◆ Direction: Collect all lines below with the string "الغويري".
☆ ☆ ☆ ☆
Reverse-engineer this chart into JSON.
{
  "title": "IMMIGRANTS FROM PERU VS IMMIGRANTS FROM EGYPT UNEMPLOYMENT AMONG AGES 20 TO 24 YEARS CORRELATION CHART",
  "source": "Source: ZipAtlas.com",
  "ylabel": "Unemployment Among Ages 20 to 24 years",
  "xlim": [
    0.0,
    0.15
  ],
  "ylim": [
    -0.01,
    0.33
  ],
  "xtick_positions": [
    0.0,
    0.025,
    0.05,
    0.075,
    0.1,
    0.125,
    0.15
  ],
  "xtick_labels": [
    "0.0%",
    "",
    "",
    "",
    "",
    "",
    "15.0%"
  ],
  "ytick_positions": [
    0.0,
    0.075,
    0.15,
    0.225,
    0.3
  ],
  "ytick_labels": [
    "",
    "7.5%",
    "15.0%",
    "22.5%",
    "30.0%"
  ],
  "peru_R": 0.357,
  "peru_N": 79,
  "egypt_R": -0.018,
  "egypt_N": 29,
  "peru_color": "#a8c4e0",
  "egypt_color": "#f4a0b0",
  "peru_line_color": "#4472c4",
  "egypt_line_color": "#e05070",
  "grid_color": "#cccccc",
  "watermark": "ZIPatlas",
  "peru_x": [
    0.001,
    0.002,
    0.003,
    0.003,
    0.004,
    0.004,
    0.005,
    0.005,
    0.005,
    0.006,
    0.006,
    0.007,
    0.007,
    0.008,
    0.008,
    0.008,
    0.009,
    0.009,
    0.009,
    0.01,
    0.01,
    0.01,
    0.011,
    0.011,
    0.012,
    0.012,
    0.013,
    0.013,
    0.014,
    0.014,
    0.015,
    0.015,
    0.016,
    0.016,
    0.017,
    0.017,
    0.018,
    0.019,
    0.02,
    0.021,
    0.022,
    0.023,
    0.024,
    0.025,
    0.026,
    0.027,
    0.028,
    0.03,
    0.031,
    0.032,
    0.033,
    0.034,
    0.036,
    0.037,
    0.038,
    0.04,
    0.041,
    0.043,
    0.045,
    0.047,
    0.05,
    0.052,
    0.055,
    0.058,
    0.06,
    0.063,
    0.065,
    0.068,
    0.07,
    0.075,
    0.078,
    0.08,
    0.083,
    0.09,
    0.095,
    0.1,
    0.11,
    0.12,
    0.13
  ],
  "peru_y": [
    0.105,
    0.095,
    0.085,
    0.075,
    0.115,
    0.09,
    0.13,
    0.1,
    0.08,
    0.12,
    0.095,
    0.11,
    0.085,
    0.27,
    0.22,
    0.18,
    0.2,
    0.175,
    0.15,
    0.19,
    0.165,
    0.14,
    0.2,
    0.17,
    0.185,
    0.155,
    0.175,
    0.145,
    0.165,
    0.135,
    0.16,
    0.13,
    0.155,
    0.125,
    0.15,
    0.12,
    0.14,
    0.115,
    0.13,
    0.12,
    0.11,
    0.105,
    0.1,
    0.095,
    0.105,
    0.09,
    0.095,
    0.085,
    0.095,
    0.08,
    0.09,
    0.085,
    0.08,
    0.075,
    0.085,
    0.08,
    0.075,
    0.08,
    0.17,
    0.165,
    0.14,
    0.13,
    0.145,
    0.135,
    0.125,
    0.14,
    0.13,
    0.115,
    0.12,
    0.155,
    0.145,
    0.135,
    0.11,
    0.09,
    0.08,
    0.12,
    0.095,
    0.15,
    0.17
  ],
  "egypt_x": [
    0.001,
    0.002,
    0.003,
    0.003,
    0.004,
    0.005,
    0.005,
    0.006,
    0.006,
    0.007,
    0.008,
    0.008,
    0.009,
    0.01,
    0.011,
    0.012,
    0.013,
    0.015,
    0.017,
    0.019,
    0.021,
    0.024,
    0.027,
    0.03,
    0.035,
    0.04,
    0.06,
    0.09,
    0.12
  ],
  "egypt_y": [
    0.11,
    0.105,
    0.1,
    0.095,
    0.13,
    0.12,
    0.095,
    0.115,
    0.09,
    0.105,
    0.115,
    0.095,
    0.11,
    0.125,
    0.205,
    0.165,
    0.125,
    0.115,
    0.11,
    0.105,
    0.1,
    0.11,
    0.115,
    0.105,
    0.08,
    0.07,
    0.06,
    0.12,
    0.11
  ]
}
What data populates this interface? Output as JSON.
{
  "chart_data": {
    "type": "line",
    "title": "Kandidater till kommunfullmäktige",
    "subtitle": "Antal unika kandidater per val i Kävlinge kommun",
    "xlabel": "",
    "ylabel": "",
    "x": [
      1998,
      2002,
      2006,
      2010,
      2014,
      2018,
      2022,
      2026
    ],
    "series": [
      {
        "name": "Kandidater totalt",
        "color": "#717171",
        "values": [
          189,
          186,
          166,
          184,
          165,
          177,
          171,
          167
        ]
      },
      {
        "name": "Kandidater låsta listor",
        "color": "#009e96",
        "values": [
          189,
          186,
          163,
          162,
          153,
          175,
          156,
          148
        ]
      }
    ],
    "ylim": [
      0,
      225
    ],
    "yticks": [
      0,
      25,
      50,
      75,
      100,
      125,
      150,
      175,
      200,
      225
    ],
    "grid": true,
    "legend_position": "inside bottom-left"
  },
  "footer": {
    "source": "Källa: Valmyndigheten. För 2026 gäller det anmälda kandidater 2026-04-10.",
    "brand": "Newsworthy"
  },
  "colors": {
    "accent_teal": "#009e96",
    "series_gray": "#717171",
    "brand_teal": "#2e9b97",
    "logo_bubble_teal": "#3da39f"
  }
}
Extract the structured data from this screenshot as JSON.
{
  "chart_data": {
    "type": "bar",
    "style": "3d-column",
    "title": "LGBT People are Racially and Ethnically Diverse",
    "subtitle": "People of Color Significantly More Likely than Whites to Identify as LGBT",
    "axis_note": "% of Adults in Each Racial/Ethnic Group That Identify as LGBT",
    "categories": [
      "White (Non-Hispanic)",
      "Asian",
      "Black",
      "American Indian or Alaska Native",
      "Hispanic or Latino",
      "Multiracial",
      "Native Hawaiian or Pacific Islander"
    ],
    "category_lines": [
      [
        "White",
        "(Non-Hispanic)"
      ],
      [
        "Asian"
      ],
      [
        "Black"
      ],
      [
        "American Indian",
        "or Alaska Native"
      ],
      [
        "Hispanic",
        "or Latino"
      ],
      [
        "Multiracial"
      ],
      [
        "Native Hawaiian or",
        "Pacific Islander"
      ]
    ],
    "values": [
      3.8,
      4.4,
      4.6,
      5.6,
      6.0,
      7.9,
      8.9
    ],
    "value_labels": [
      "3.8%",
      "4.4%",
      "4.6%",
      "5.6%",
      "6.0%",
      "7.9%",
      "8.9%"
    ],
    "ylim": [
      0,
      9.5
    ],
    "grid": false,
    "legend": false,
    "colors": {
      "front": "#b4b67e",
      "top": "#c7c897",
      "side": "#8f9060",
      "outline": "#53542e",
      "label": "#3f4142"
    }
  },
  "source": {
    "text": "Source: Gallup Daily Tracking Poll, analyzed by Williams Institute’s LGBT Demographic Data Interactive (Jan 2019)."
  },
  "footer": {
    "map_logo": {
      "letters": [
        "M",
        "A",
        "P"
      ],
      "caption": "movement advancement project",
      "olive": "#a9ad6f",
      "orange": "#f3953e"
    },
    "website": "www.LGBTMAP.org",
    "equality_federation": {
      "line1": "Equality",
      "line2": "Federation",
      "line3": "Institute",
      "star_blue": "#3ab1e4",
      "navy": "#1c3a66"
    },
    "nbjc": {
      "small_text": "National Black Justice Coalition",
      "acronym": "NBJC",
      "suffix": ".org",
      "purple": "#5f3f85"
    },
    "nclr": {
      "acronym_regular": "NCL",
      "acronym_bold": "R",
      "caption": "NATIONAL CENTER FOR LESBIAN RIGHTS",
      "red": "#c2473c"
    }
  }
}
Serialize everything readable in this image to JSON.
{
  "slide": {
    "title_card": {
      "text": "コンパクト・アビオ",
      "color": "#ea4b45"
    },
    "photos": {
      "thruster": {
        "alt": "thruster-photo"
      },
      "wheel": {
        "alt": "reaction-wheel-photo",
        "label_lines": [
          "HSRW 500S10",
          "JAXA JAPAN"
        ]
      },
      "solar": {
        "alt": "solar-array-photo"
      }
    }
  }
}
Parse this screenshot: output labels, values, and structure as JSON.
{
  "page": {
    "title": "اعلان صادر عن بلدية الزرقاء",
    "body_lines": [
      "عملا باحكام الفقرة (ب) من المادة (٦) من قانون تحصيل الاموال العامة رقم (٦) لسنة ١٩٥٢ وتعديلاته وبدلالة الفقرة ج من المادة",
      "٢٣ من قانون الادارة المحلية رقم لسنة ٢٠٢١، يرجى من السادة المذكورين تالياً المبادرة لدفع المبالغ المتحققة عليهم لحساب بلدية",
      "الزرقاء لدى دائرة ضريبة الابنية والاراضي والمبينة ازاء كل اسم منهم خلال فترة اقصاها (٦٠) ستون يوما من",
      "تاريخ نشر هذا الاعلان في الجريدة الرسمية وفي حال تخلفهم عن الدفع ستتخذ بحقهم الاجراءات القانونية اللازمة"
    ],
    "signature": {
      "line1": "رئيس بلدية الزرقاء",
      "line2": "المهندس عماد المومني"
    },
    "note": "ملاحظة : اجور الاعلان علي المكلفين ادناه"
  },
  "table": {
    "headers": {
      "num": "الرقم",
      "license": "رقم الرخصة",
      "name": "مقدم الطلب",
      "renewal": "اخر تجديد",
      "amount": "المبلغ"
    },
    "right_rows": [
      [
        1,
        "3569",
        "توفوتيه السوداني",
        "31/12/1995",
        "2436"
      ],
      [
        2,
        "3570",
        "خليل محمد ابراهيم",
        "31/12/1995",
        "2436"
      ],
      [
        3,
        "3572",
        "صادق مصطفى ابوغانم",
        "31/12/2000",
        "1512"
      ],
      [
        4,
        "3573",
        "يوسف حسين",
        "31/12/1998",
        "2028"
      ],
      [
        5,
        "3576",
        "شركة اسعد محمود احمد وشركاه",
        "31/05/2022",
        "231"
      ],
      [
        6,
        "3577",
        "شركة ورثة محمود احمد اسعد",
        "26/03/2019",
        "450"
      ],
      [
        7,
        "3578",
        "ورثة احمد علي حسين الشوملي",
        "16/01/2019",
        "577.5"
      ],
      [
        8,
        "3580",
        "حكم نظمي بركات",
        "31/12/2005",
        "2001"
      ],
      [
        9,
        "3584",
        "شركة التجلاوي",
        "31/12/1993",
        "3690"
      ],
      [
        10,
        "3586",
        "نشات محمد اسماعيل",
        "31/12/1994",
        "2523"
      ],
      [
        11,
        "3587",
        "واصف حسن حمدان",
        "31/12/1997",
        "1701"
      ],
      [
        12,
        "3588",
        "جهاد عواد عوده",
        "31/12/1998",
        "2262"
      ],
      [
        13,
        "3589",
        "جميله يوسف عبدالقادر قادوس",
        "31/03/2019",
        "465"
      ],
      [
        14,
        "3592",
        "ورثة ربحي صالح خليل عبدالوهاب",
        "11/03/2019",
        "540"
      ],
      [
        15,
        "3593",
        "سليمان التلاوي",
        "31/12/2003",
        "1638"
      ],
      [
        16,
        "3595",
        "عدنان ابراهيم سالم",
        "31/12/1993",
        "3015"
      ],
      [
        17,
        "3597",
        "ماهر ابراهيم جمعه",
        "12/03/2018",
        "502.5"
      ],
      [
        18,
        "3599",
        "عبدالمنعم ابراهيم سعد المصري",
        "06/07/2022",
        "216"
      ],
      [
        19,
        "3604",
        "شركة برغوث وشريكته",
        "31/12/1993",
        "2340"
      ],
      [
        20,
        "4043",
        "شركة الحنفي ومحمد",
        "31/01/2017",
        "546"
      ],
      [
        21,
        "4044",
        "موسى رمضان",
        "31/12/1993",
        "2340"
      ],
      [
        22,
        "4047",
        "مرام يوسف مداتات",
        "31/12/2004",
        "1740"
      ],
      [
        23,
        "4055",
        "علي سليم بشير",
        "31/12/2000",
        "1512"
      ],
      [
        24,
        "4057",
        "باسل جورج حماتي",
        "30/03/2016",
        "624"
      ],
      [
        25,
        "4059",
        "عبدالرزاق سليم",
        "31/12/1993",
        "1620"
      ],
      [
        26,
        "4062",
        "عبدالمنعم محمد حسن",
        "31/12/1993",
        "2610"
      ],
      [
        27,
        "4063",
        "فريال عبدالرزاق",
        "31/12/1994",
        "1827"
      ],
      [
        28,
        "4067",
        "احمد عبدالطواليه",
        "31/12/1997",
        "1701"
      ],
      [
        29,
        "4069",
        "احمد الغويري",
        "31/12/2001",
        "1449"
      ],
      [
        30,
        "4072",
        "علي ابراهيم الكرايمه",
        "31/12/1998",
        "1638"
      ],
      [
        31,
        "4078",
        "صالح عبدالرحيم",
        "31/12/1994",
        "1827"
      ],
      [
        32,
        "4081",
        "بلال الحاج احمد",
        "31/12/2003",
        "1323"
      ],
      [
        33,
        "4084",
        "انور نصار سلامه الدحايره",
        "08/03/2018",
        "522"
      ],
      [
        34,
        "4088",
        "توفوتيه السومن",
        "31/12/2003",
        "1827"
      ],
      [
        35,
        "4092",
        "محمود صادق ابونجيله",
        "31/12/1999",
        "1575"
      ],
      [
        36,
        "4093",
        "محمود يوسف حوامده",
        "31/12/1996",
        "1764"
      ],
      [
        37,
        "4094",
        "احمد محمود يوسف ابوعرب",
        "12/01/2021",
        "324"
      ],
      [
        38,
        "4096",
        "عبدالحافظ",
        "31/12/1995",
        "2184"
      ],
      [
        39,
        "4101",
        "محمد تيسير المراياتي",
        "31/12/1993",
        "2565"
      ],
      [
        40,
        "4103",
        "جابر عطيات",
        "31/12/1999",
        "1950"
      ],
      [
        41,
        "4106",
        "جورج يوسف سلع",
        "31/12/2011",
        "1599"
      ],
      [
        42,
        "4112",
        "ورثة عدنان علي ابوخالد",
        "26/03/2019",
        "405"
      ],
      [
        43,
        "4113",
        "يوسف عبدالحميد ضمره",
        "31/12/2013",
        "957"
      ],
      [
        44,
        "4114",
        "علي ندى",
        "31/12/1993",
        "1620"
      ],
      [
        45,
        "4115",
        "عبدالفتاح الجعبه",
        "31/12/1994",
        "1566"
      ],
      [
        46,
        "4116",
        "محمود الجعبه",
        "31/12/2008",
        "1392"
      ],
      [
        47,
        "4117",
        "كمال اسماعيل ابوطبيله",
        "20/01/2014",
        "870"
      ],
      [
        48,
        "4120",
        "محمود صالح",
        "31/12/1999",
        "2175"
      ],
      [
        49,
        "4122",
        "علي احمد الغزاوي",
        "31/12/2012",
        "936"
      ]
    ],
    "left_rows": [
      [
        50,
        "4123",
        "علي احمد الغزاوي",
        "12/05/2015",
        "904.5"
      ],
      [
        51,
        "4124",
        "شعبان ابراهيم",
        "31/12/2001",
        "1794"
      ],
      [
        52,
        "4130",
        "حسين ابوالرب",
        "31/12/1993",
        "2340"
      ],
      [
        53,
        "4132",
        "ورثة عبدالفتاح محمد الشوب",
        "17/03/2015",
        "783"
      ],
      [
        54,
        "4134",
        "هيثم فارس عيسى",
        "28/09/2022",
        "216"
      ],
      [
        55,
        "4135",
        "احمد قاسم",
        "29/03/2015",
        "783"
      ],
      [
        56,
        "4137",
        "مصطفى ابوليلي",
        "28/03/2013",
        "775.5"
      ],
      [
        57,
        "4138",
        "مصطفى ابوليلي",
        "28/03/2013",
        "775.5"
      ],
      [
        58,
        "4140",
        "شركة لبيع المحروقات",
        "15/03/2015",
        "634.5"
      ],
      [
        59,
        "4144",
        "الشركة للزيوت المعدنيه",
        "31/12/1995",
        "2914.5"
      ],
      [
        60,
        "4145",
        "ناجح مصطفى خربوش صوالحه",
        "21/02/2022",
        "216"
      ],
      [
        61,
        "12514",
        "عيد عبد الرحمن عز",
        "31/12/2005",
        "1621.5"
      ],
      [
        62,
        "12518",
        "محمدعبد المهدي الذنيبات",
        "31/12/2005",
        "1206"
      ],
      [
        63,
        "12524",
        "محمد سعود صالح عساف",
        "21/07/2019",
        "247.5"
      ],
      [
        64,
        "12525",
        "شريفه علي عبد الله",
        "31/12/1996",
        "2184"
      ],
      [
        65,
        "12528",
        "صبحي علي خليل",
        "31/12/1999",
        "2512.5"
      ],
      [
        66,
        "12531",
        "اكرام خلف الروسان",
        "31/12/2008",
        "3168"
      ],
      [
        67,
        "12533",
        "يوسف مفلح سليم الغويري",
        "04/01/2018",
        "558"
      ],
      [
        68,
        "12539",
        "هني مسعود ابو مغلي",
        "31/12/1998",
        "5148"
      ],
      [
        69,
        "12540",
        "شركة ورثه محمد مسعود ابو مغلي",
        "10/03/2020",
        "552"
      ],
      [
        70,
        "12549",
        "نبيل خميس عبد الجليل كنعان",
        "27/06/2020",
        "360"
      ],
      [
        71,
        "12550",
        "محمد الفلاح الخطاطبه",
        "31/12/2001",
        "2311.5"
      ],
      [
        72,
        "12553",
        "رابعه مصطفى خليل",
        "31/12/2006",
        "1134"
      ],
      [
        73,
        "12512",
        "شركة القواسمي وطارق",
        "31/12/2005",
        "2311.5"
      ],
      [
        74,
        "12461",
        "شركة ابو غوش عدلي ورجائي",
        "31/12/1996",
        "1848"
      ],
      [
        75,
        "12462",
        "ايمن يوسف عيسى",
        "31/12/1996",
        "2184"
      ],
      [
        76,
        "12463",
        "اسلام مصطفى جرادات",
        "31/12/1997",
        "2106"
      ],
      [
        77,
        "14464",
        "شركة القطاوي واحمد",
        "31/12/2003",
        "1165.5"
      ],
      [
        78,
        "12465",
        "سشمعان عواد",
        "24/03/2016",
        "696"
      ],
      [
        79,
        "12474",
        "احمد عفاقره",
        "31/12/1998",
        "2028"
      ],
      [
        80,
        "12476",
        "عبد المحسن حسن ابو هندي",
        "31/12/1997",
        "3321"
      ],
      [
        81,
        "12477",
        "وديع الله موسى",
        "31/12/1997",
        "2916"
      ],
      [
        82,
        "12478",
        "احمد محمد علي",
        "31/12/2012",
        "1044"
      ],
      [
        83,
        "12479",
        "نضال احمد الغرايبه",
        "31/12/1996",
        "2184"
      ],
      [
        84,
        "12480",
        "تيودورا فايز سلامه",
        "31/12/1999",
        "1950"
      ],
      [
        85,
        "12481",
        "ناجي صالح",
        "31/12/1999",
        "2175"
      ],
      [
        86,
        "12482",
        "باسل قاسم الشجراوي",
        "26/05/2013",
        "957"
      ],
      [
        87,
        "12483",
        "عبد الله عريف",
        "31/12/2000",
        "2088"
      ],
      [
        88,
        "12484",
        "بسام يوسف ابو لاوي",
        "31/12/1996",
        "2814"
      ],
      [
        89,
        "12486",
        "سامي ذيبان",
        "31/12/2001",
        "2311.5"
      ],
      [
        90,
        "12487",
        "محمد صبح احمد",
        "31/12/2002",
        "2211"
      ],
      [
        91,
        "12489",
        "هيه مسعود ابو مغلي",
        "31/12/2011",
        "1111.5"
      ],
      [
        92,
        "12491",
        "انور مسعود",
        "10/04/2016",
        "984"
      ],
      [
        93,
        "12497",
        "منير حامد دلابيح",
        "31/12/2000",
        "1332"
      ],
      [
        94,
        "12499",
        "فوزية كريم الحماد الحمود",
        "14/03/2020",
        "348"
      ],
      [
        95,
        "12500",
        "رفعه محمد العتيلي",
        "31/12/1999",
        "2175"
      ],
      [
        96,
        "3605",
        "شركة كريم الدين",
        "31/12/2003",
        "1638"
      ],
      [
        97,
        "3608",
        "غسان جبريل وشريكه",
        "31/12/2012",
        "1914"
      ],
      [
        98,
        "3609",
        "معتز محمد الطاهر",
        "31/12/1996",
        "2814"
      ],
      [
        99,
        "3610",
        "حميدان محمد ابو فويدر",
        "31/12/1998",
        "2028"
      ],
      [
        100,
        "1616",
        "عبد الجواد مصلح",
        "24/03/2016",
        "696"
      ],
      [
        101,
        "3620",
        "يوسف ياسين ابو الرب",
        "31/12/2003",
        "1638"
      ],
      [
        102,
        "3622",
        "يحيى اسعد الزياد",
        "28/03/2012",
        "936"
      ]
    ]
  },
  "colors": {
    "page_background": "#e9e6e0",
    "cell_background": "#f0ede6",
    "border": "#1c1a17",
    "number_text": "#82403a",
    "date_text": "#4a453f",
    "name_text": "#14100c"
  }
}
☆ ☆ ☆ ☆
◆ Answer to the task:
        "احمد الغويري",
        "يوسف مفلح سليم الغويري",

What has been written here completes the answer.